WHAT TO DO:
Below is a listing; reproduce each line of it exactly.

'''

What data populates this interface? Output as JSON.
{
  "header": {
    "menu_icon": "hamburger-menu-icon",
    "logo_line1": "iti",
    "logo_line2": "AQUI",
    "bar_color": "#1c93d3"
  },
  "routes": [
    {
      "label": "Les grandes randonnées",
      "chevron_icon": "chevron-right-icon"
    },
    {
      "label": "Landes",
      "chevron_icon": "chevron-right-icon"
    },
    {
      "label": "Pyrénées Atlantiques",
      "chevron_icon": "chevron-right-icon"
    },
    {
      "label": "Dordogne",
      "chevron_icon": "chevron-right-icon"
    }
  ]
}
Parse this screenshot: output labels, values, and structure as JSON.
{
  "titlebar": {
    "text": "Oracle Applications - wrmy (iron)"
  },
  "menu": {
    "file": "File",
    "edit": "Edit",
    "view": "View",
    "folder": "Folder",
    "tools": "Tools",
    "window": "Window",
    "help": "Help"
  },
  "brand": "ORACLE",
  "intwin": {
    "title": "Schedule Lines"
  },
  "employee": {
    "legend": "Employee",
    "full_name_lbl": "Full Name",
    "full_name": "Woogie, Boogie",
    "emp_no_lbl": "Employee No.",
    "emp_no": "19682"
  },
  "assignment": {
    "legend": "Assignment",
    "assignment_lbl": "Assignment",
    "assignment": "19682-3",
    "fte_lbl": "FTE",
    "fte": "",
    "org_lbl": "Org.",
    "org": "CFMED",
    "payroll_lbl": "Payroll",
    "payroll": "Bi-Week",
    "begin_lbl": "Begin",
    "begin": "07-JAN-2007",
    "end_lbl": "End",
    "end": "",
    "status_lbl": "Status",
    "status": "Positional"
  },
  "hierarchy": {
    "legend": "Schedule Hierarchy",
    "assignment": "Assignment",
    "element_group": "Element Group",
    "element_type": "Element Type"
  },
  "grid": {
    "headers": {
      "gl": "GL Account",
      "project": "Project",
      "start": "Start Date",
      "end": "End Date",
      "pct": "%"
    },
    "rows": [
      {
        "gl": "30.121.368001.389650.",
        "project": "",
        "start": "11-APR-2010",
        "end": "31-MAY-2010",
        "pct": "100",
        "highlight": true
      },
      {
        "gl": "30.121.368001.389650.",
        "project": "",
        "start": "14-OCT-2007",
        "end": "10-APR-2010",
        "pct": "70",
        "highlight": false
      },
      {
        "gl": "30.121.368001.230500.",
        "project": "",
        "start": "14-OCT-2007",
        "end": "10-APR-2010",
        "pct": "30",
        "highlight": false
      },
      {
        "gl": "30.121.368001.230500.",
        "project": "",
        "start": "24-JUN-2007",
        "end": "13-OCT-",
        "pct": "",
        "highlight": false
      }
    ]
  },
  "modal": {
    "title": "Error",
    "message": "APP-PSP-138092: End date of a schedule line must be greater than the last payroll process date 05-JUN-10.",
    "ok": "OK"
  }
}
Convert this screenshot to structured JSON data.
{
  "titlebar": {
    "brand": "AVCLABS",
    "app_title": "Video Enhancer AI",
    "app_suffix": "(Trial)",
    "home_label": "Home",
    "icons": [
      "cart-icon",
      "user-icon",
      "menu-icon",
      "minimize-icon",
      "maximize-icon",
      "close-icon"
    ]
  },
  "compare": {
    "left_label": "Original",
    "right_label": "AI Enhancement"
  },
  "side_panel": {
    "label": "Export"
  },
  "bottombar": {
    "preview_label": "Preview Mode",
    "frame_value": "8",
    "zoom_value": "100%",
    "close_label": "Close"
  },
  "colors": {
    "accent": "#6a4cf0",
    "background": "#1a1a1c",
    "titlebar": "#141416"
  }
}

'''

OUTPUT BELOW:
What data populates this interface? Output as JSON.
{
  "header": {
    "menu_icon": "hamburger-menu-icon",
    "logo_line1": "iti",
    "logo_line2": "AQUI",
    "bar_color": "#1c93d3"
  },
  "routes": [
    {
      "label": "Les grandes randonnées",
      "chevron_icon": "chevron-right-icon"
    },
    {
      "label": "Landes",
      "chevron_icon": "chevron-right-icon"
    },
    {
      "label": "Pyrénées Atlantiques",
      "chevron_icon": "chevron-right-icon"
    },
    {
      "label": "Dordogne",
      "chevron_icon": "chevron-right-icon"
    }
  ]
}
Parse this screenshot: output labels, values, and structure as JSON.
{
  "titlebar": {
    "text": "Oracle Applications - wrmy (iron)"
  },
  "menu": {
    "file": "File",
    "edit": "Edit",
    "view": "View",
    "folder": "Folder",
    "tools": "Tools",
    "window": "Window",
    "help": "Help"
  },
  "brand": "ORACLE",
  "intwin": {
    "title": "Schedule Lines"
  },
  "employee": {
    "legend": "Employee",
    "full_name_lbl": "Full Name",
    "full_name": "Woogie, Boogie",
    "emp_no_lbl": "Employee No.",
    "emp_no": "19682"
  },
  "assignment": {
    "legend": "Assignment",
    "assignment_lbl": "Assignment",
    "assignment": "19682-3",
    "fte_lbl": "FTE",
    "fte": "",
    "org_lbl": "Org.",
    "org": "CFMED",
    "payroll_lbl": "Payroll",
    "payroll": "Bi-Week",
    "begin_lbl": "Begin",
    "begin": "07-JAN-2007",
    "end_lbl": "End",
    "end": "",
    "status_lbl": "Status",
    "status": "Positional"
  },
  "hierarchy": {
    "legend": "Schedule Hierarchy",
    "assignment": "Assignment",
    "element_group": "Element Group",
    "element_type": "Element Type"
  },
  "grid": {
    "headers": {
      "gl": "GL Account",
      "project": "Project",
      "start": "Start Date",
      "end": "End Date",
      "pct": "%"
    },
    "rows": [
      {
        "gl": "30.121.368001.389650.",
        "project": "",
        "start": "11-APR-2010",
        "end": "31-MAY-2010",
        "pct": "100",
        "highlight": true
      },
      {
        "gl": "30.121.368001.389650.",
        "project": "",
        "start": "14-OCT-2007",
        "end": "10-APR-2010",
        "pct": "70",
        "highlight": false
      },
      {
        "gl": "30.121.368001.230500.",
        "project": "",
        "start": "14-OCT-2007",
        "end": "10-APR-2010",
        "pct": "30",
        "highlight": false
      },
      {
        "gl": "30.121.368001.230500.",
        "project": "",
        "start": "24-JUN-2007",
        "end": "13-OCT-",
        "pct": "",
        "highlight": false
      }
    ]
  },
  "modal": {
    "title": "Error",
    "message": "APP-PSP-138092: End date of a schedule line must be greater than the last payroll process date 05-JUN-10.",
    "ok": "OK"
  }
}
Convert this screenshot to structured JSON data.
{
  "titlebar": {
    "brand": "AVCLABS",
    "app_title": "Video Enhancer AI",
    "app_suffix": "(Trial)",
    "home_label": "Home",
    "icons": [
      "cart-icon",
      "user-icon",
      "menu-icon",
      "minimize-icon",
      "maximize-icon",
      "close-icon"
    ]
  },
  "compare": {
    "left_label": "Original",
    "right_label": "AI Enhancement"
  },
  "side_panel": {
    "label": "Export"
  },
  "bottombar": {
    "preview_label": "Preview Mode",
    "frame_value": "8",
    "zoom_value": "100%",
    "close_label": "Close"
  },
  "colors": {
    "accent": "#6a4cf0",
    "background": "#1a1a1c",
    "titlebar": "#141416"
  }
}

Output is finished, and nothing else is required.